▶ JOB
Using the data beneath, show every line that includes the word "image".

▶ GIVEN RECORDS
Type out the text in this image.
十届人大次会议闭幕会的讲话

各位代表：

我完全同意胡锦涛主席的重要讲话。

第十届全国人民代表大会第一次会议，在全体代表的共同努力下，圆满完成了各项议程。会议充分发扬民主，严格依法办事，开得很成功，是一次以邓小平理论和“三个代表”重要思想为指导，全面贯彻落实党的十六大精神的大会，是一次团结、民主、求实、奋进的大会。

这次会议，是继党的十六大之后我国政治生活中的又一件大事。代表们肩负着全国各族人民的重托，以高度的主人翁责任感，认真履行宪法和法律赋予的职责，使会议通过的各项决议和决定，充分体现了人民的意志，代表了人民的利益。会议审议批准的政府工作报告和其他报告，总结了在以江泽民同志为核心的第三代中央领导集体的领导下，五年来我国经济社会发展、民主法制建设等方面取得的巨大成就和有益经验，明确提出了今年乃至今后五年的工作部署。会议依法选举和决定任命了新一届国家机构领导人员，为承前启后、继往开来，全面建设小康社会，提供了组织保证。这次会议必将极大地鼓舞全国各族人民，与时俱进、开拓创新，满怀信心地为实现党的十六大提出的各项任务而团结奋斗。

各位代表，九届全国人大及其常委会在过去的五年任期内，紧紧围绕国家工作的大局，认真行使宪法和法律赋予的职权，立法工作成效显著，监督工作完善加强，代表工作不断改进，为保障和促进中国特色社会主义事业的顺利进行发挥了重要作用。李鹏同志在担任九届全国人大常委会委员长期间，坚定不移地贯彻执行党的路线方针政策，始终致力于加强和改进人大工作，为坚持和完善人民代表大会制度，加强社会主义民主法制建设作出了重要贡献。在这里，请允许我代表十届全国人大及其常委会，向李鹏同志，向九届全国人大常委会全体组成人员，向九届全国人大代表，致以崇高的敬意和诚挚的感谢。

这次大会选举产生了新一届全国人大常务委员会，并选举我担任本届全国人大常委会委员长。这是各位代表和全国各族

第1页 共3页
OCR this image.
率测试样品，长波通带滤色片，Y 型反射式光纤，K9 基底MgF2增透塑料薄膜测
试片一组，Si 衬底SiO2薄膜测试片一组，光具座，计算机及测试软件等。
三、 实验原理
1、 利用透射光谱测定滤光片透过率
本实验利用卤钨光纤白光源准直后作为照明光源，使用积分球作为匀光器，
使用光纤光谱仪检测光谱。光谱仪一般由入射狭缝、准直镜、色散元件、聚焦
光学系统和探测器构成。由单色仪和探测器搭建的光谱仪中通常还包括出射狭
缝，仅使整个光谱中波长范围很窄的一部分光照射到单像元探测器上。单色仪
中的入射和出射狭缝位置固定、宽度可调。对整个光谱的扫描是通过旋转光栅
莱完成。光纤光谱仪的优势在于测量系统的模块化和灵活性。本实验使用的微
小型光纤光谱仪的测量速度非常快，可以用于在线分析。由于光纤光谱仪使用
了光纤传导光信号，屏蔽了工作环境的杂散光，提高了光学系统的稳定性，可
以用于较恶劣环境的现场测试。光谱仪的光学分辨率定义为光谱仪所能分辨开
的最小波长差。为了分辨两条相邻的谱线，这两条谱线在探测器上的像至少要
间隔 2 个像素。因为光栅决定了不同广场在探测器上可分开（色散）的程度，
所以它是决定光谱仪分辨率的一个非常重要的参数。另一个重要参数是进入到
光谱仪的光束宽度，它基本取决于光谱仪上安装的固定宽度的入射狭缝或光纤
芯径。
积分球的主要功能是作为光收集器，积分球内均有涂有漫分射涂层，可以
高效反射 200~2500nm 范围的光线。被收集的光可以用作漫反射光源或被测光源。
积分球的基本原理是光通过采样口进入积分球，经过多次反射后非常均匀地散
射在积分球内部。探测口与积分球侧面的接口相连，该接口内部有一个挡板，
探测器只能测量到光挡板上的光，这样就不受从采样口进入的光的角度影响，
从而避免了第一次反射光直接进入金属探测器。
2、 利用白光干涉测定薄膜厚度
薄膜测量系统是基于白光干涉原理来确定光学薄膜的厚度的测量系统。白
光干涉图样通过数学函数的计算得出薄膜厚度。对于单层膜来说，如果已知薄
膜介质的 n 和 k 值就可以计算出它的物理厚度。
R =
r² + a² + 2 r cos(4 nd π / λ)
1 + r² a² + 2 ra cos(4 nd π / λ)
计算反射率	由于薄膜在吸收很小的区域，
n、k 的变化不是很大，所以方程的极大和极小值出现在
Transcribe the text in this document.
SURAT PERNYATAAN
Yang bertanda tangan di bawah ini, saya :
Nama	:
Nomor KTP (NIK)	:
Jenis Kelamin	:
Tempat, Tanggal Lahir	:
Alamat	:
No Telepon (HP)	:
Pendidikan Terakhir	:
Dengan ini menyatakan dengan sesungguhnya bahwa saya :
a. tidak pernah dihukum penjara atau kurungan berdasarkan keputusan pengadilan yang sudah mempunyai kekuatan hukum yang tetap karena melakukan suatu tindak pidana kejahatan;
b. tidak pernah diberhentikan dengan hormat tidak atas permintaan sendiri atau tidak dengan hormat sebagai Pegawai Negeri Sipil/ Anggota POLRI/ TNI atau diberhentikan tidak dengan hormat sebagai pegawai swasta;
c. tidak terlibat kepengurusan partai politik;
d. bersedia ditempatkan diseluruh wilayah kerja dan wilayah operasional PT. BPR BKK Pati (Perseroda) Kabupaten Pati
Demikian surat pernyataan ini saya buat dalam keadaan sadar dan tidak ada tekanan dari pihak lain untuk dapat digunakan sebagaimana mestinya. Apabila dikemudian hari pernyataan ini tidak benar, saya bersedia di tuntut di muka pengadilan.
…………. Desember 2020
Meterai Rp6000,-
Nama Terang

▶ ANSWER TO THE PROBLEM
Type out the text in this image.
OCR this image.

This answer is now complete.